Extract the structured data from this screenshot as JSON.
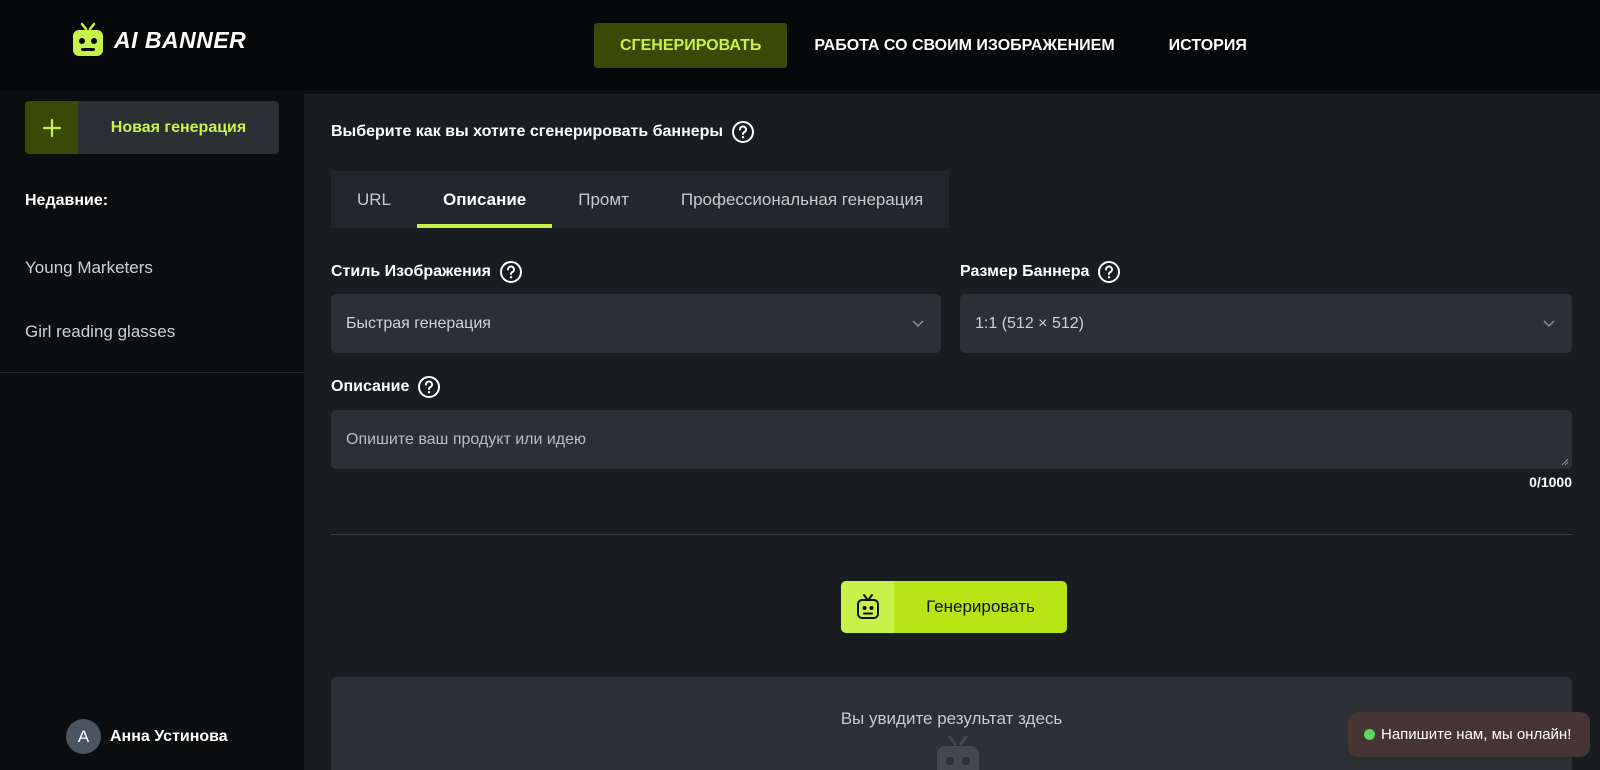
{
  "brand": {
    "name": "AI BANNER",
    "accent": "#c6f24a",
    "accent_dark": "#3a4a06"
  },
  "nav": [
    {
      "label": "СГЕНЕРИРОВАТЬ",
      "active": true
    },
    {
      "label": "РАБОТА СО СВОИМ ИЗОБРАЖЕНИЕМ",
      "active": false
    },
    {
      "label": "ИСТОРИЯ",
      "active": false
    }
  ],
  "sidebar": {
    "new_generation_label": "Новая генерация",
    "recent_title": "Недавние:",
    "recent_items": [
      "Young Marketers",
      "Girl reading glasses"
    ],
    "user": {
      "initial": "А",
      "name": "Анна Устинова"
    }
  },
  "main": {
    "title": "Выберите как вы хотите сгенерировать баннеры",
    "tabs": [
      {
        "label": "URL",
        "active": false
      },
      {
        "label": "Описание",
        "active": true
      },
      {
        "label": "Промт",
        "active": false
      },
      {
        "label": "Профессиональная генерация",
        "active": false
      }
    ],
    "style": {
      "label": "Стиль Изображения",
      "value": "Быстрая генерация"
    },
    "size": {
      "label": "Размер Баннера",
      "value": "1:1 (512 × 512)"
    },
    "description": {
      "label": "Описание",
      "placeholder": "Опишите ваш продукт или идею",
      "counter": "0/1000"
    },
    "generate_label": "Генерировать",
    "result_text": "Вы увидите результат здесь"
  },
  "chat": {
    "label": "Напишите нам, мы онлайн!",
    "status_color": "#5cd65c"
  },
  "icons": {
    "logo": "robot-icon",
    "plus": "plus-icon",
    "help": "question-icon",
    "chevron": "chevron-down-icon",
    "generate": "robot-icon"
  }
}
========================================================================
Pictures are to be left out; all else in the entries above is to be quoted exactly.

Extract the structured data from this screenshot as JSON.
{
  "brand": {
    "name": "AI BANNER",
    "accent": "#c6f24a",
    "accent_dark": "#3a4a06"
  },
  "nav": [
    {
      "label": "СГЕНЕРИРОВАТЬ",
      "active": true
    },
    {
      "label": "РАБОТА СО СВОИМ ИЗОБРАЖЕНИЕМ",
      "active": false
    },
    {
      "label": "ИСТОРИЯ",
      "active": false
    }
  ],
  "sidebar": {
    "new_generation_label": "Новая генерация",
    "recent_title": "Недавние:",
    "recent_items": [
      "Young Marketers",
      "Girl reading glasses"
    ],
    "user": {
      "initial": "А",
      "name": "Анна Устинова"
    }
  },
  "main": {
    "title": "Выберите как вы хотите сгенерировать баннеры",
    "tabs": [
      {
        "label": "URL",
        "active": false
      },
      {
        "label": "Описание",
        "active": true
      },
      {
        "label": "Промт",
        "active": false
      },
      {
        "label": "Профессиональная генерация",
        "active": false
      }
    ],
    "style": {
      "label": "Стиль Изображения",
      "value": "Быстрая генерация"
    },
    "size": {
      "label": "Размер Баннера",
      "value": "1:1 (512 × 512)"
    },
    "description": {
      "label": "Описание",
      "placeholder": "Опишите ваш продукт или идею",
      "counter": "0/1000"
    },
    "generate_label": "Генерировать",
    "result_text": "Вы увидите результат здесь"
  },
  "chat": {
    "label": "Напишите нам, мы онлайн!",
    "status_color": "#5cd65c"
  },
  "icons": {
    "logo": "robot-icon",
    "plus": "plus-icon",
    "help": "question-icon",
    "chevron": "chevron-down-icon",
    "generate": "robot-icon"
  }
}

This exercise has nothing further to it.